AIM OF THE TASK: Copy out every record below with complete accuracy.

INPUT ROWS:
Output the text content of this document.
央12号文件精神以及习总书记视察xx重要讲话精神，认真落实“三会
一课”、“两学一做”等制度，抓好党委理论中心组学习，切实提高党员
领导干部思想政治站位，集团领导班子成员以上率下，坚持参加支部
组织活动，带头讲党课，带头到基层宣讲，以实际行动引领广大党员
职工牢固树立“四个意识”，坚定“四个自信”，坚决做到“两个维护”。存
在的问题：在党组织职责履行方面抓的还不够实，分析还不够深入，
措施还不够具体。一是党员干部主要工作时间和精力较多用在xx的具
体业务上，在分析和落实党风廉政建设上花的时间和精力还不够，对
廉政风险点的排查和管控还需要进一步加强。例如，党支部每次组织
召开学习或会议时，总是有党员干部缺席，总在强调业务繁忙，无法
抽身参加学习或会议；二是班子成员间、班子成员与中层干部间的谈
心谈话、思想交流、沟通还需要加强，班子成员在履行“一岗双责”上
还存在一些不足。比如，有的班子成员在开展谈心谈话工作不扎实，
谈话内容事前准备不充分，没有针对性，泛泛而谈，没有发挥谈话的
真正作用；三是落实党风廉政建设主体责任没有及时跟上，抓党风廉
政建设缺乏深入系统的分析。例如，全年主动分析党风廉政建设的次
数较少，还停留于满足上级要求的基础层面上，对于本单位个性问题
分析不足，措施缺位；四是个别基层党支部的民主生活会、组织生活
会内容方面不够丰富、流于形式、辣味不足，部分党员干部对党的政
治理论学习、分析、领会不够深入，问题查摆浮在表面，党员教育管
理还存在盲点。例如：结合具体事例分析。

EXPECTED OUTPUT:
Output the text content of this document.
央12号文件精神以及习总书记视察xx重要讲话精神，认真落实“三会
一课”、“两学一做”等制度，抓好党委理论中心组学习，切实提高党员
领导干部思想政治站位，集团领导班子成员以上率下，坚持参加支部
组织活动，带头讲党课，带头到基层宣讲，以实际行动引领广大党员
职工牢固树立“四个意识”，坚定“四个自信”，坚决做到“两个维护”。存
在的问题：在党组织职责履行方面抓的还不够实，分析还不够深入，
措施还不够具体。一是党员干部主要工作时间和精力较多用在xx的具
体业务上，在分析和落实党风廉政建设上花的时间和精力还不够，对
廉政风险点的排查和管控还需要进一步加强。例如，党支部每次组织
召开学习或会议时，总是有党员干部缺席，总在强调业务繁忙，无法
抽身参加学习或会议；二是班子成员间、班子成员与中层干部间的谈
心谈话、思想交流、沟通还需要加强，班子成员在履行“一岗双责”上
还存在一些不足。比如，有的班子成员在开展谈心谈话工作不扎实，
谈话内容事前准备不充分，没有针对性，泛泛而谈，没有发挥谈话的
真正作用；三是落实党风廉政建设主体责任没有及时跟上，抓党风廉
政建设缺乏深入系统的分析。例如，全年主动分析党风廉政建设的次
数较少，还停留于满足上级要求的基础层面上，对于本单位个性问题
分析不足，措施缺位；四是个别基层党支部的民主生活会、组织生活
会内容方面不够丰富、流于形式、辣味不足，部分党员干部对党的政
治理论学习、分析、领会不够深入，问题查摆浮在表面，党员教育管
理还存在盲点。例如：结合具体事例分析。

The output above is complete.